TASK TO COMPLETE —
Count the lines in the data below where the string "structure" occurs, please, and give the number alone.

INFORMATION PROVIDED —

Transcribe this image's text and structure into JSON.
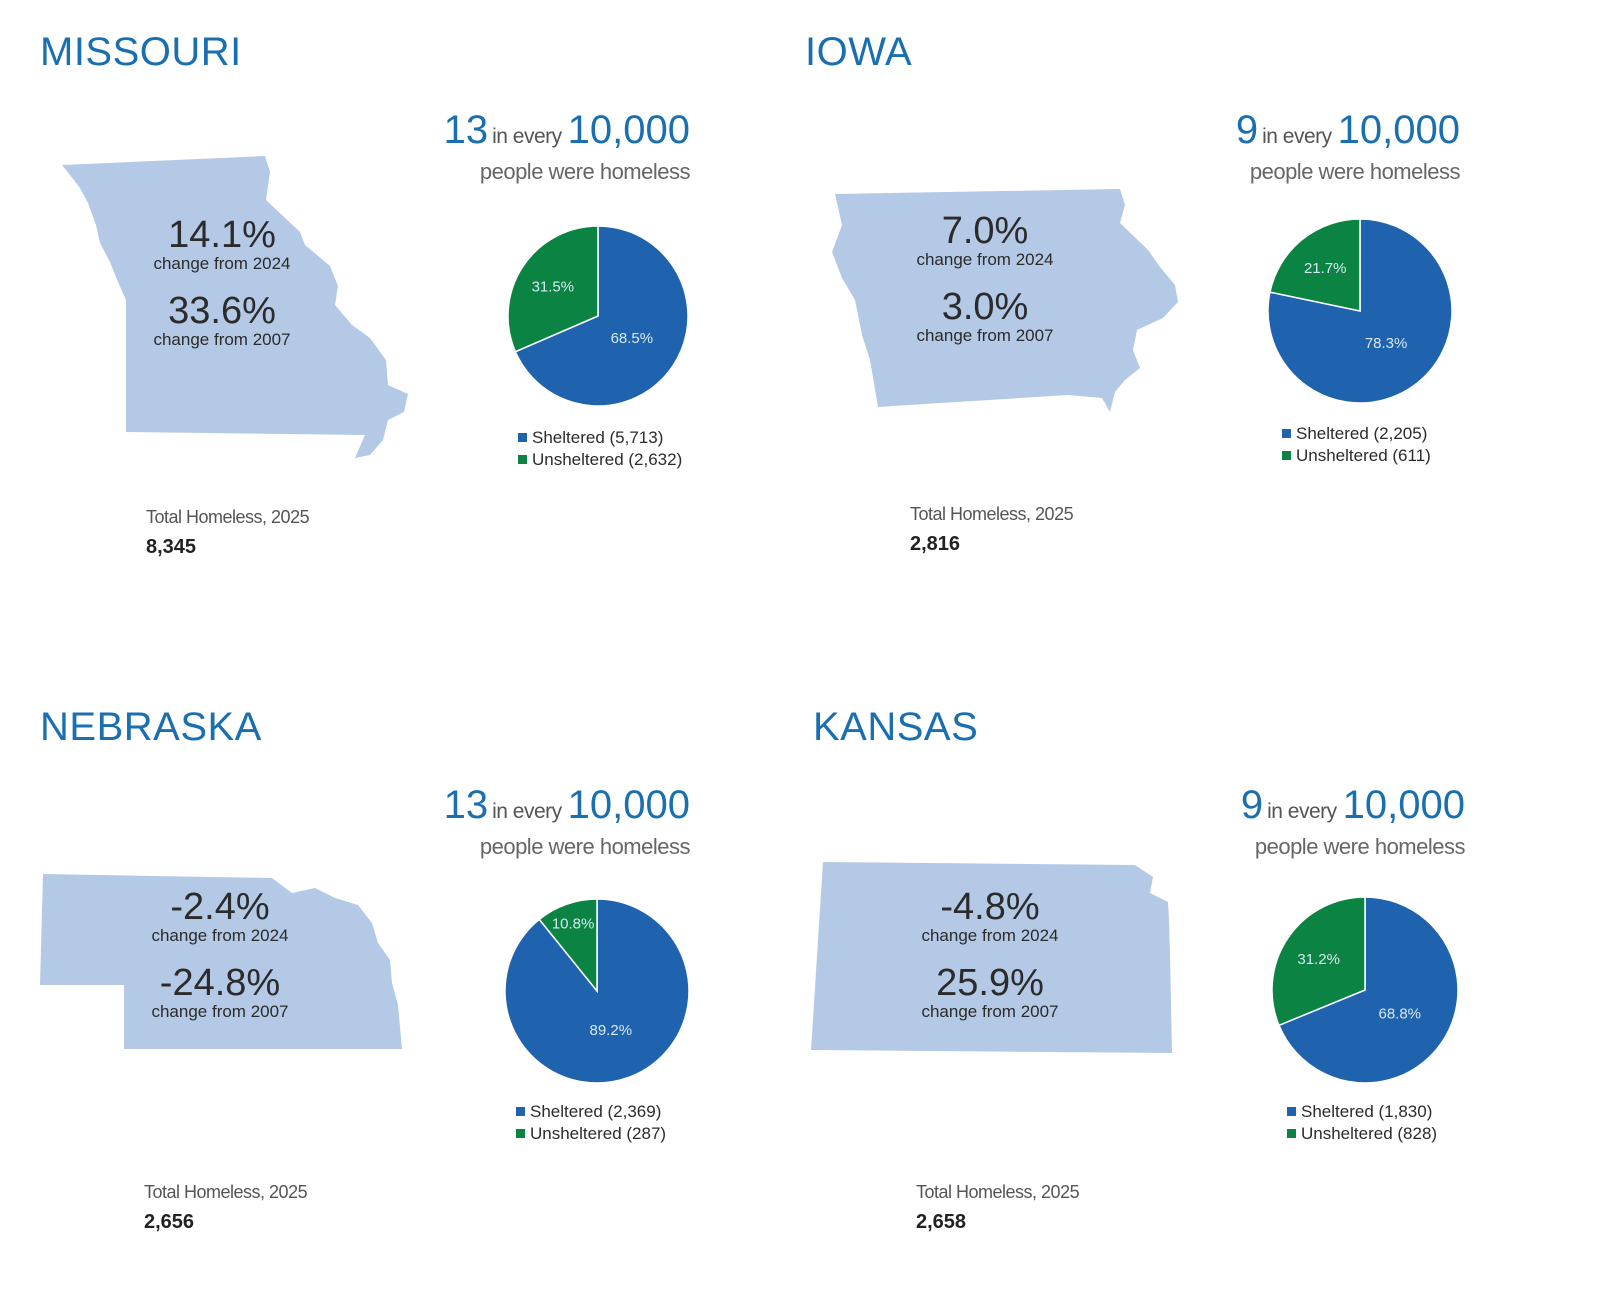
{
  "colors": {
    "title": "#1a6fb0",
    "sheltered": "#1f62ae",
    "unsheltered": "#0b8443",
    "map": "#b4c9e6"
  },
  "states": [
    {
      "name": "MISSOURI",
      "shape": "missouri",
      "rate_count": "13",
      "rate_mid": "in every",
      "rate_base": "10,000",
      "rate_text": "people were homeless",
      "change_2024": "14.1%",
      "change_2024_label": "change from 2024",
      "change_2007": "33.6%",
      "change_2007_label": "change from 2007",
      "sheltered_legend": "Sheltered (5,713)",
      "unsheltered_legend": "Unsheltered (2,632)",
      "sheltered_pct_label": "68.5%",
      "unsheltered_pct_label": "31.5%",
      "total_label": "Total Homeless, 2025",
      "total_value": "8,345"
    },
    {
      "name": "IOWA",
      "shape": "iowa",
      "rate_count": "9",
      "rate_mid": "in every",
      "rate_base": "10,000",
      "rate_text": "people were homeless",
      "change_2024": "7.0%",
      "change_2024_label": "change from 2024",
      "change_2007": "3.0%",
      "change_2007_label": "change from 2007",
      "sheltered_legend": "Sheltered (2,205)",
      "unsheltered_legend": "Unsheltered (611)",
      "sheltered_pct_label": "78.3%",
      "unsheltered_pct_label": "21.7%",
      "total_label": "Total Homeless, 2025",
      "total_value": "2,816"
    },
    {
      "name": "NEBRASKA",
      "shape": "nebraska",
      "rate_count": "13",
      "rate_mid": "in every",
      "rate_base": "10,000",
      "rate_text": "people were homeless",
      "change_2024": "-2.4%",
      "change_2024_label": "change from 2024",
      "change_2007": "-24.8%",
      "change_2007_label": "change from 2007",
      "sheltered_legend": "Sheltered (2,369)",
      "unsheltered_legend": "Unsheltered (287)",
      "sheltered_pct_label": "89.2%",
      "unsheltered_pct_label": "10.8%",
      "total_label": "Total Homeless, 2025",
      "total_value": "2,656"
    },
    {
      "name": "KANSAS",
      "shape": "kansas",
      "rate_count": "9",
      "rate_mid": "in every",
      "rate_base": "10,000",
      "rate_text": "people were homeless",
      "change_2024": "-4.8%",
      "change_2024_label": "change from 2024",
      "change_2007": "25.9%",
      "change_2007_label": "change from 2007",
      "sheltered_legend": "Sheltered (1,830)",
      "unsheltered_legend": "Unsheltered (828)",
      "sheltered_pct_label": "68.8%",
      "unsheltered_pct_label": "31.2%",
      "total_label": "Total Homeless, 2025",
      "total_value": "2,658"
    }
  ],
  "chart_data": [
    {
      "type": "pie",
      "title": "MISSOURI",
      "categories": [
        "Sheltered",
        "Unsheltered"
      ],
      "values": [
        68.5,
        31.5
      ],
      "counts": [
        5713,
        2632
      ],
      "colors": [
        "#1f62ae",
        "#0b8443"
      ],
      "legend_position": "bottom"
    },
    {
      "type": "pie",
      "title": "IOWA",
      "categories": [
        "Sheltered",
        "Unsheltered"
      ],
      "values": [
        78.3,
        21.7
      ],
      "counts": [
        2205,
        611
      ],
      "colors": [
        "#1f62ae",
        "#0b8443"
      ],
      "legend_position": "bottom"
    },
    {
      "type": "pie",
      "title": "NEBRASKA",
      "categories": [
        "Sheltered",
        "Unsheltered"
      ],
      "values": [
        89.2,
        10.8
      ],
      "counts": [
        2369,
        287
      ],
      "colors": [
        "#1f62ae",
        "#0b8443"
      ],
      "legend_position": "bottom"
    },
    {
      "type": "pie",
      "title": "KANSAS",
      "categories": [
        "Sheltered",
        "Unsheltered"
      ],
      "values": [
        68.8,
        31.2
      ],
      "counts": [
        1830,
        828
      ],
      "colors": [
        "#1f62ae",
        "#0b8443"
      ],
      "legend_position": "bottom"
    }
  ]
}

* * *

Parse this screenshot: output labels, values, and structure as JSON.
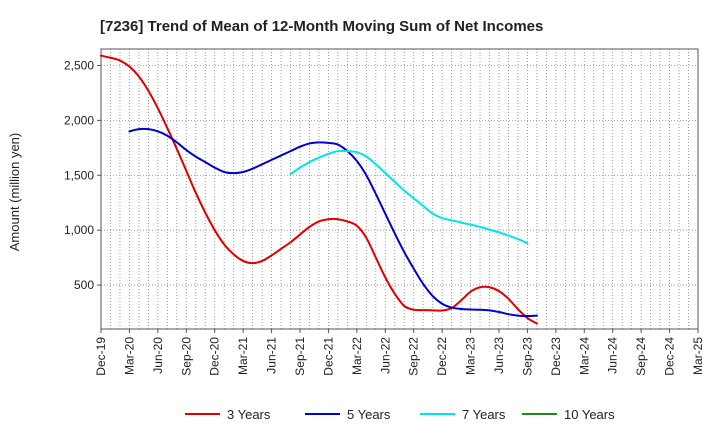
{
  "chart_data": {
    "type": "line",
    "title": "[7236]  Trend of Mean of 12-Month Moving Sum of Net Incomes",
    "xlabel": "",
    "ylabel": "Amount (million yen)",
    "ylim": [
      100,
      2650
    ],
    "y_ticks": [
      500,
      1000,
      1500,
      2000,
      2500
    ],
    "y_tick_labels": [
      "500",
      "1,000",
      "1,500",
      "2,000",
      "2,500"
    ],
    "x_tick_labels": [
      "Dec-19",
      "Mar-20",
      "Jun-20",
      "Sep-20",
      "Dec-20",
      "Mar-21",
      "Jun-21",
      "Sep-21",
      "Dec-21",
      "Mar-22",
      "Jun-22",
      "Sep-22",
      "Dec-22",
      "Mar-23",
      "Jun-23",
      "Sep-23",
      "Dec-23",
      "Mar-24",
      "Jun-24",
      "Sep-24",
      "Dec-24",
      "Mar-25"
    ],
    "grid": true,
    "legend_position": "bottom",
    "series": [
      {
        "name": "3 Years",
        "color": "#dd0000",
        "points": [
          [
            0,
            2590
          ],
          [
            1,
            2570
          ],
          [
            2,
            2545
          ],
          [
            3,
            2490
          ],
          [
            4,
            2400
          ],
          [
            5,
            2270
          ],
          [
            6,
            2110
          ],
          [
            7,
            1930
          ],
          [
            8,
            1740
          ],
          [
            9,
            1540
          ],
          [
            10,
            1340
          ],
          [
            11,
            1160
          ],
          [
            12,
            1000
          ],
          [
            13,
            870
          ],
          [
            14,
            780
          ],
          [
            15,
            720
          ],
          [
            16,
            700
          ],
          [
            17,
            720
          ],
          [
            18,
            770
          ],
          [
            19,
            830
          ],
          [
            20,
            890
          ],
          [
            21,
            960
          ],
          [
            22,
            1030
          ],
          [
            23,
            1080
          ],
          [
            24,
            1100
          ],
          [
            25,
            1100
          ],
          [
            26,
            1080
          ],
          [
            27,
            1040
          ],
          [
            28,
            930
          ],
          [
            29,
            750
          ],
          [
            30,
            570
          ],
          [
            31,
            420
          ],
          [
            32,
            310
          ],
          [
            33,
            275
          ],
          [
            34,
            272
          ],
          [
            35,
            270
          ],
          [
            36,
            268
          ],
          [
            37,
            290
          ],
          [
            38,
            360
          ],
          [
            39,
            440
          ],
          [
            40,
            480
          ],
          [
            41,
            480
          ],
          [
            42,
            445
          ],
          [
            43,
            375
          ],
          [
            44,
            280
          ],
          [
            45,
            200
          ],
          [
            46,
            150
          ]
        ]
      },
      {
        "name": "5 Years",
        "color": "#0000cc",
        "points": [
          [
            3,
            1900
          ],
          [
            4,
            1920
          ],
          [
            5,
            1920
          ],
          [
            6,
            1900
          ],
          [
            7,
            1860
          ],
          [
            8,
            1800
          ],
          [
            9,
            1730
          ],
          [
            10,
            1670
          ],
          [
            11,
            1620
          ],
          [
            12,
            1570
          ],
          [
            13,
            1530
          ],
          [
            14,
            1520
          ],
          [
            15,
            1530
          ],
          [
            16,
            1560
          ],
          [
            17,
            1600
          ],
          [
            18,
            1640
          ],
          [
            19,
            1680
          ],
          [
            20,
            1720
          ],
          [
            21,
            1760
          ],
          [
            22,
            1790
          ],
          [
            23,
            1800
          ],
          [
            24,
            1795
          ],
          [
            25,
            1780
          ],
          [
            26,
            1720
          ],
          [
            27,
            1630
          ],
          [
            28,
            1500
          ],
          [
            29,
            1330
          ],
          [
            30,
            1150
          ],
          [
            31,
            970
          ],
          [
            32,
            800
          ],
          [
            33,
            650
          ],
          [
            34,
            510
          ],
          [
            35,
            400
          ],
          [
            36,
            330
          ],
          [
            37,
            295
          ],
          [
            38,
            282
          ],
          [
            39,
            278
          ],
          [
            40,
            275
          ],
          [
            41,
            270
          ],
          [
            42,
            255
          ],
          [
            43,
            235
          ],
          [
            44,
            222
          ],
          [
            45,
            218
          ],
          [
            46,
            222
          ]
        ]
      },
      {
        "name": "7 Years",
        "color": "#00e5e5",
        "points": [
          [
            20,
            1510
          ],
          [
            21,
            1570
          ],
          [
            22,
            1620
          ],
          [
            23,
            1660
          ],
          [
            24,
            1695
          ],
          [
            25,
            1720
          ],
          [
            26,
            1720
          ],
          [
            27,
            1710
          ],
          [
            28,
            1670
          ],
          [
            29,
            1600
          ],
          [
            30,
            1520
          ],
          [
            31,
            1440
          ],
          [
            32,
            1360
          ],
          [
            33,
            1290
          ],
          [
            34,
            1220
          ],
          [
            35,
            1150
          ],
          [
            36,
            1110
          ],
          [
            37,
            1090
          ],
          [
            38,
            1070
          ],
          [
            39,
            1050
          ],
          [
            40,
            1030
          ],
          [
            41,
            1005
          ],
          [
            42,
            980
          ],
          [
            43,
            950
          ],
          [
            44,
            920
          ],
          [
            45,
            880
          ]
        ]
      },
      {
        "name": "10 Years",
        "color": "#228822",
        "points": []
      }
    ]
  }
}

RESPONSE TO THE EXERCISE —
2